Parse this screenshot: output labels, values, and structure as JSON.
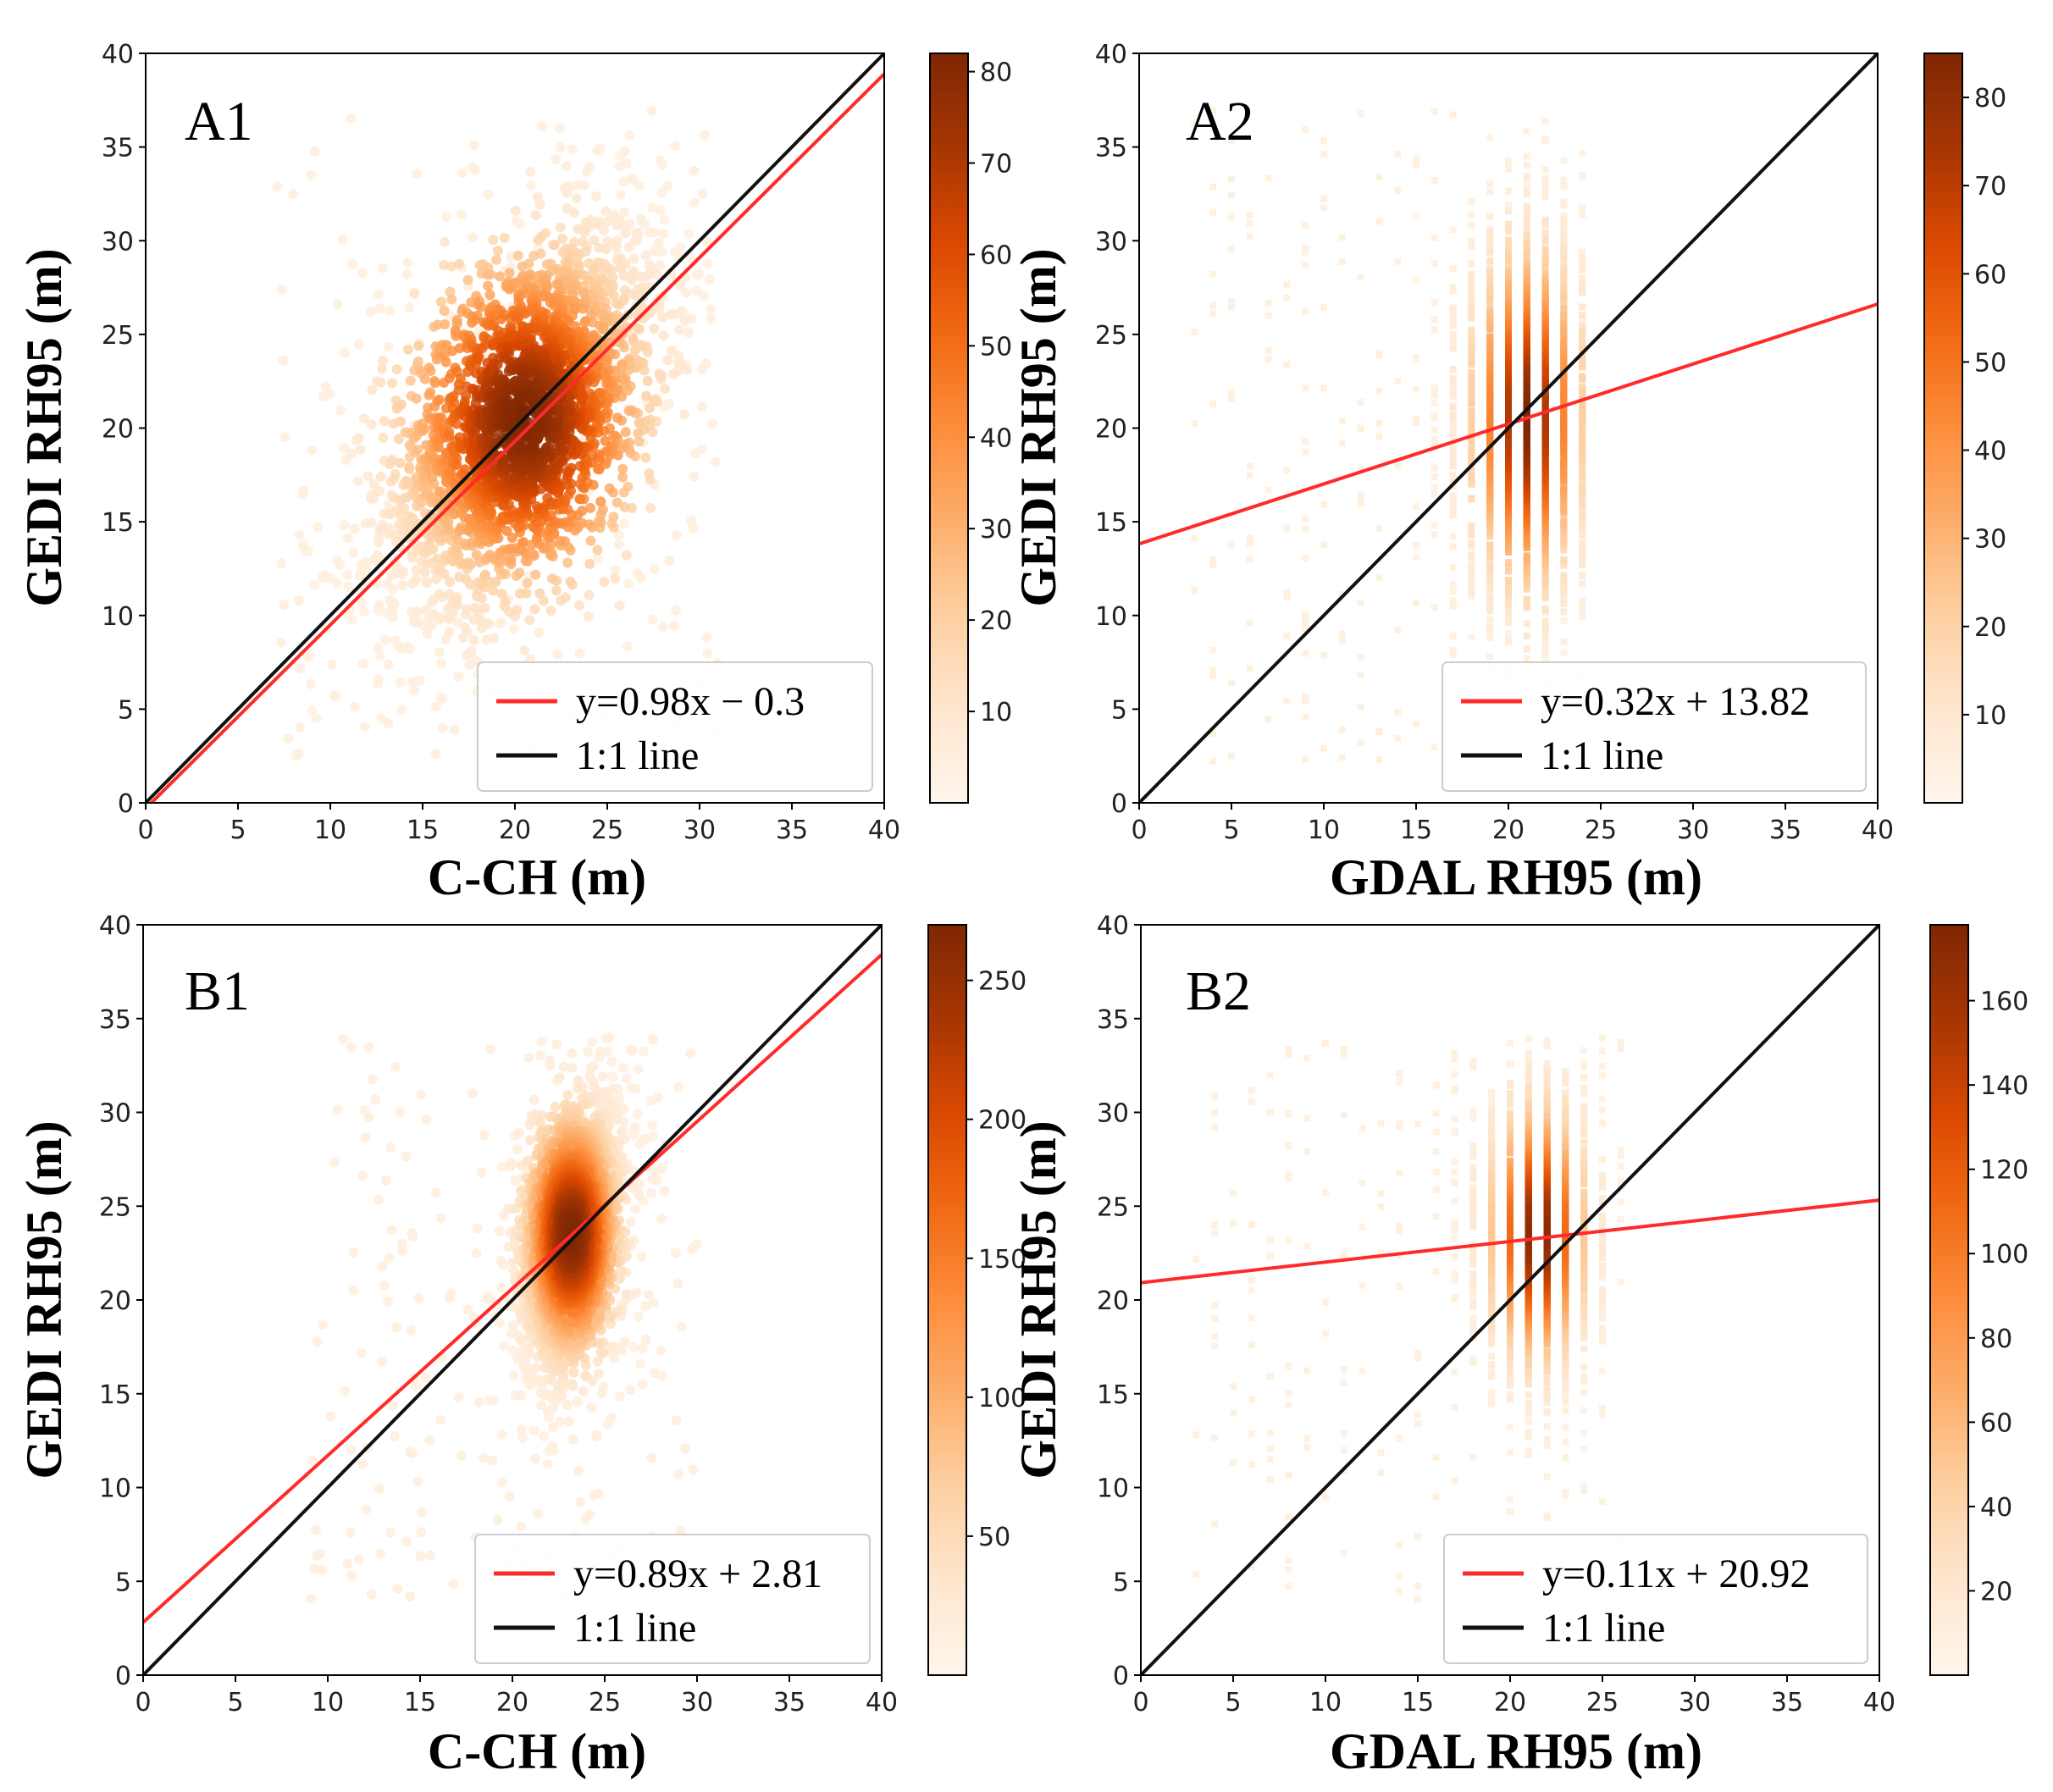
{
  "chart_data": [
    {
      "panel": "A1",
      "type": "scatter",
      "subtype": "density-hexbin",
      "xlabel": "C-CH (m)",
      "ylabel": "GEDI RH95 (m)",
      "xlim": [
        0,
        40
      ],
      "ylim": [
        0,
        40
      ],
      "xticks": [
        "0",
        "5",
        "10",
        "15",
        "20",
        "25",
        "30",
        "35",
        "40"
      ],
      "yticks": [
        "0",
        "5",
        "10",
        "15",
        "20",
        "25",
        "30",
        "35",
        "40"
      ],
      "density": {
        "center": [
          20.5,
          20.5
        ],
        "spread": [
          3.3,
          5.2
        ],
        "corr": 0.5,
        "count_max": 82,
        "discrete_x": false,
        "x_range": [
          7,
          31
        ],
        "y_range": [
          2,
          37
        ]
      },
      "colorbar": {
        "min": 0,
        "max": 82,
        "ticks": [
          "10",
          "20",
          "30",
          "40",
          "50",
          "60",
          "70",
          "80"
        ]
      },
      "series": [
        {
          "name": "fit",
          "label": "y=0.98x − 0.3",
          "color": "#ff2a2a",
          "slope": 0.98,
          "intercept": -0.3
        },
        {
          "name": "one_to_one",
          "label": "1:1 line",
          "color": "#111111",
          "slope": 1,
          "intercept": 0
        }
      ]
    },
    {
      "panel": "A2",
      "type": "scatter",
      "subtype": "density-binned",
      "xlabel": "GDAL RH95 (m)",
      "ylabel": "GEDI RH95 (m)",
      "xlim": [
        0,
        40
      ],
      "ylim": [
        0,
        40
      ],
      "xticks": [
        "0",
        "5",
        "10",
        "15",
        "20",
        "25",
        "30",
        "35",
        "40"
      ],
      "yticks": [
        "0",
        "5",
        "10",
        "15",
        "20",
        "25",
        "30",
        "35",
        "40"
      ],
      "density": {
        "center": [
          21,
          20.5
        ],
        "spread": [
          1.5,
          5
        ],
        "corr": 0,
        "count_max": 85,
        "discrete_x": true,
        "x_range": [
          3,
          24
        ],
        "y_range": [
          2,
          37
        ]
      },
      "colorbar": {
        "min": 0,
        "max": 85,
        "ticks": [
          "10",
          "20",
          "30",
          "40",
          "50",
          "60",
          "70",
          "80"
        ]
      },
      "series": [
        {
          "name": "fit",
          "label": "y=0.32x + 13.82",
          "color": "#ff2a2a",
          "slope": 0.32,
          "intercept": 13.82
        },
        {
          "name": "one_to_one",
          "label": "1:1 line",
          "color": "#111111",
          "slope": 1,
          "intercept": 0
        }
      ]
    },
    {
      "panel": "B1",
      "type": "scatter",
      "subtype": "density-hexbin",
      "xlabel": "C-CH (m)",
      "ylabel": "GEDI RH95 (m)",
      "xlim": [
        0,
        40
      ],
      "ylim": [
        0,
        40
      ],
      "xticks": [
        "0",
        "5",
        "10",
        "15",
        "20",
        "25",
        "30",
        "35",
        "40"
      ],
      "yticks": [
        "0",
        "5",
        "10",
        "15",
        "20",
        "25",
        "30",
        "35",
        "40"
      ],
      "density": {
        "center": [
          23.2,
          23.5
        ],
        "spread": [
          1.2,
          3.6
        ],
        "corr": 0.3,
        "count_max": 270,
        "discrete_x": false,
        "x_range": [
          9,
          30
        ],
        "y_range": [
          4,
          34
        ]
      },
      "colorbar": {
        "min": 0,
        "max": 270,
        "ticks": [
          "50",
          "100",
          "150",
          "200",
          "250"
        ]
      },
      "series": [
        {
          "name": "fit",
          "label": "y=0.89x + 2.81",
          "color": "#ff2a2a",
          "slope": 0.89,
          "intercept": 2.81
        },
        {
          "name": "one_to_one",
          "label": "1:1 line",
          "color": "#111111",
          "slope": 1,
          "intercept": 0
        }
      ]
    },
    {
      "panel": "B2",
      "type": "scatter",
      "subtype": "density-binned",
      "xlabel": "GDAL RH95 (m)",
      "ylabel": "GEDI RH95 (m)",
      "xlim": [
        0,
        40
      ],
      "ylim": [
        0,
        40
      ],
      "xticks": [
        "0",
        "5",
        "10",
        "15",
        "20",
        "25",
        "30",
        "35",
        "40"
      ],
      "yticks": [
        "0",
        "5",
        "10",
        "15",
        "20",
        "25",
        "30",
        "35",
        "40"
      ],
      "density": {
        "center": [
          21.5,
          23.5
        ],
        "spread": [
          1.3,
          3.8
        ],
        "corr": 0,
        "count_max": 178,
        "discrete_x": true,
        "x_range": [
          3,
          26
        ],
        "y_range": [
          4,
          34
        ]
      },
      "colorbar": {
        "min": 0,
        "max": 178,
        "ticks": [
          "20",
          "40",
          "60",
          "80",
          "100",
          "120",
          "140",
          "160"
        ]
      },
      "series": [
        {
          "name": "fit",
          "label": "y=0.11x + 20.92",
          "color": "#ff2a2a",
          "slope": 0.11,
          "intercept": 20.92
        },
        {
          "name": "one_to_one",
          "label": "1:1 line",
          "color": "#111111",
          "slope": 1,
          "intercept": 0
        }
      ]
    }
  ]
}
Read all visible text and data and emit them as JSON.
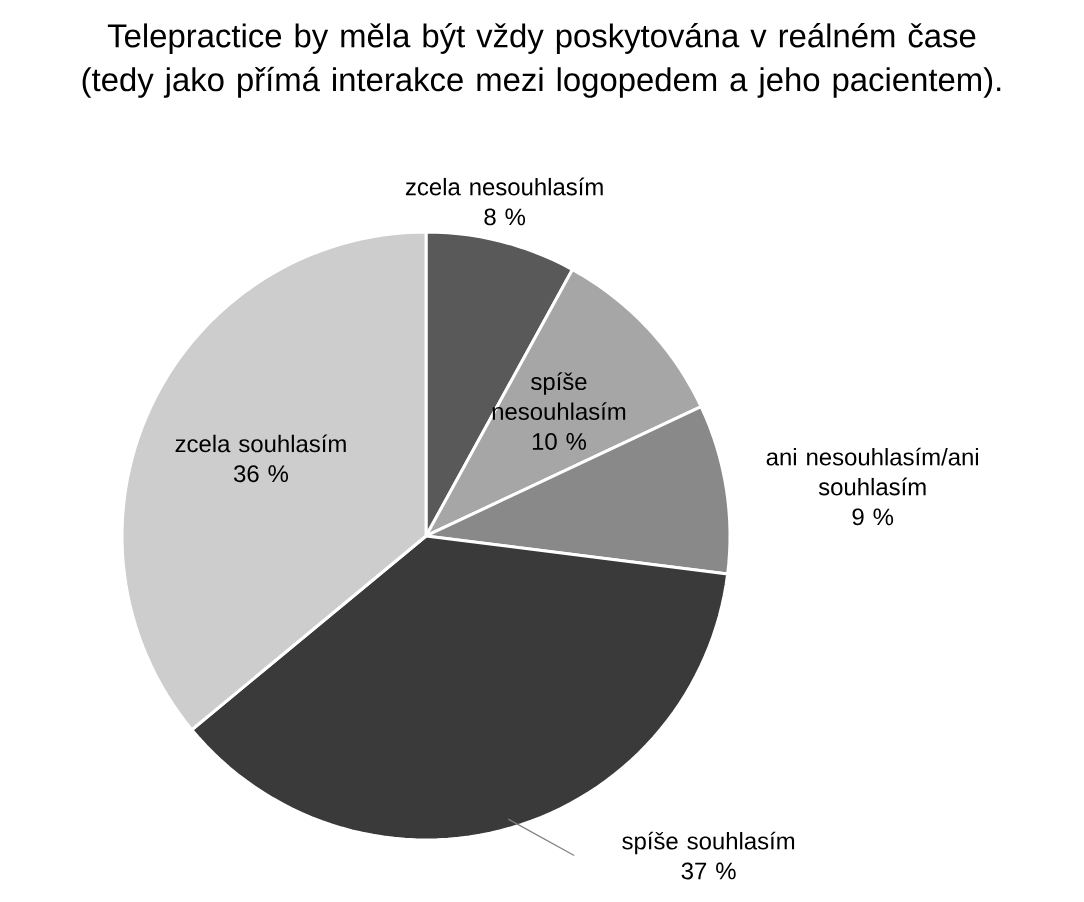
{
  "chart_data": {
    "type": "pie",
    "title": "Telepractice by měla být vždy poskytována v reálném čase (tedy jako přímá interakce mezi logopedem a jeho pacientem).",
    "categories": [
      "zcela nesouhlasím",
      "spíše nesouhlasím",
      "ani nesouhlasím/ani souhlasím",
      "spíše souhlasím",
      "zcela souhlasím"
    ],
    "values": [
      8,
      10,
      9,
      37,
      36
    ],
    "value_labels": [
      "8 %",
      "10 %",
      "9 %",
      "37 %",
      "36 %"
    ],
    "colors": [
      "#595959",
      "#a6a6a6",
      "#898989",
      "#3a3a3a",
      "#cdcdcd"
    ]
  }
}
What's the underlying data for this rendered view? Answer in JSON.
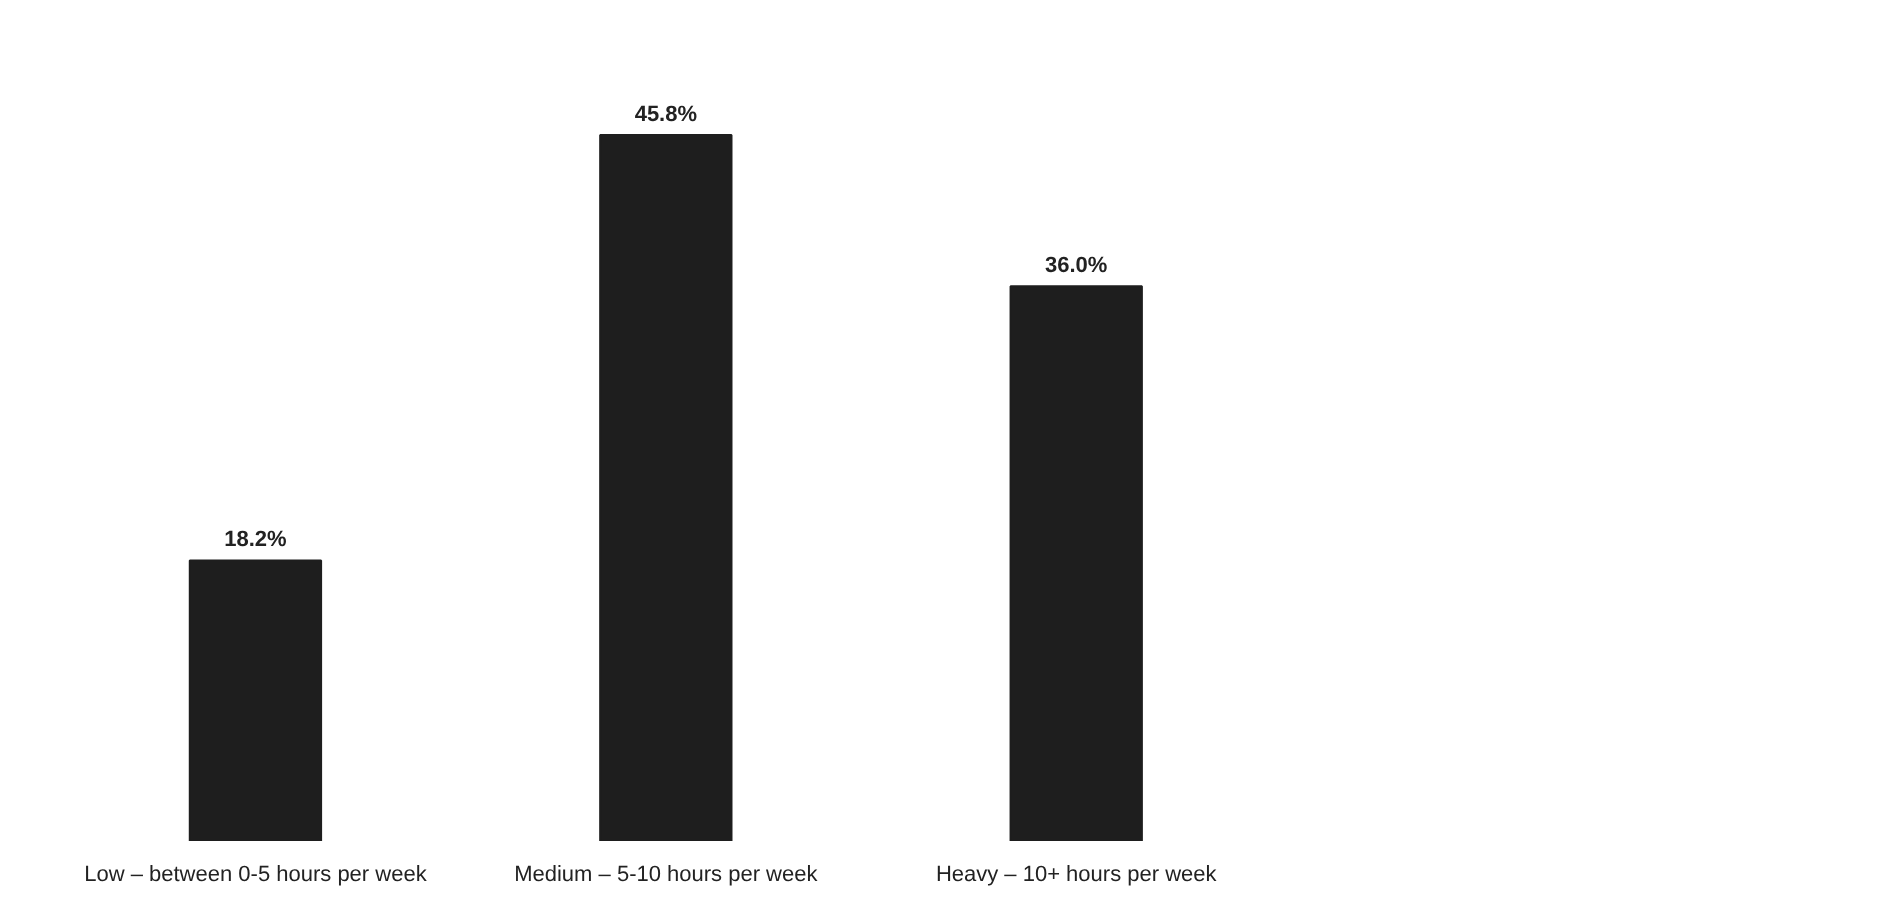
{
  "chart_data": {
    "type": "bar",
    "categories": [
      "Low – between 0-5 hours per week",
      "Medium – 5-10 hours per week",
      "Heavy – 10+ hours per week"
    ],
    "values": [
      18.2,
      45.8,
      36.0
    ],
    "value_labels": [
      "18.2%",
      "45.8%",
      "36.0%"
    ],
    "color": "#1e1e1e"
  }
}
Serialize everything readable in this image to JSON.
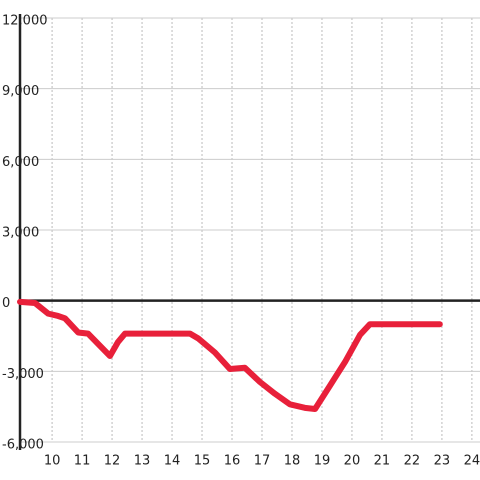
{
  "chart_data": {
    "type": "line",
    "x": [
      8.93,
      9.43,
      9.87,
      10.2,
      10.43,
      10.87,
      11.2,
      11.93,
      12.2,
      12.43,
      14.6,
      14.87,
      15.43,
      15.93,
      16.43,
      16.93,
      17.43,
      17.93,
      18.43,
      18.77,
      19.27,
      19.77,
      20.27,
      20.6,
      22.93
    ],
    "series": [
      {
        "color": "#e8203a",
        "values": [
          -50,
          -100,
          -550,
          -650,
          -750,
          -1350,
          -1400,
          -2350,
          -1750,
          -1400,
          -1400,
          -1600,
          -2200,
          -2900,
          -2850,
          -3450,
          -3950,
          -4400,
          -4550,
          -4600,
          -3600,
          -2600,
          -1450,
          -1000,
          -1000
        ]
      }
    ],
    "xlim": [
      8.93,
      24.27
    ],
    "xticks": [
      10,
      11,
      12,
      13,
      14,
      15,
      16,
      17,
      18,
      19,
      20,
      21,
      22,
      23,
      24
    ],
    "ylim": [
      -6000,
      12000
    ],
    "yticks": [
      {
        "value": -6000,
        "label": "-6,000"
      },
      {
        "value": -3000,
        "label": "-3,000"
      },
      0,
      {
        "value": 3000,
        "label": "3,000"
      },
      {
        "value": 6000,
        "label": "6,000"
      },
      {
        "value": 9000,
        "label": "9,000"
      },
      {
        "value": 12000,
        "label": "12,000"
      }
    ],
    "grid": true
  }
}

AIM: Of all the lines in the entries, how many contain the word "zcela"? Give only the number.

EXERCISE ANSWER: 2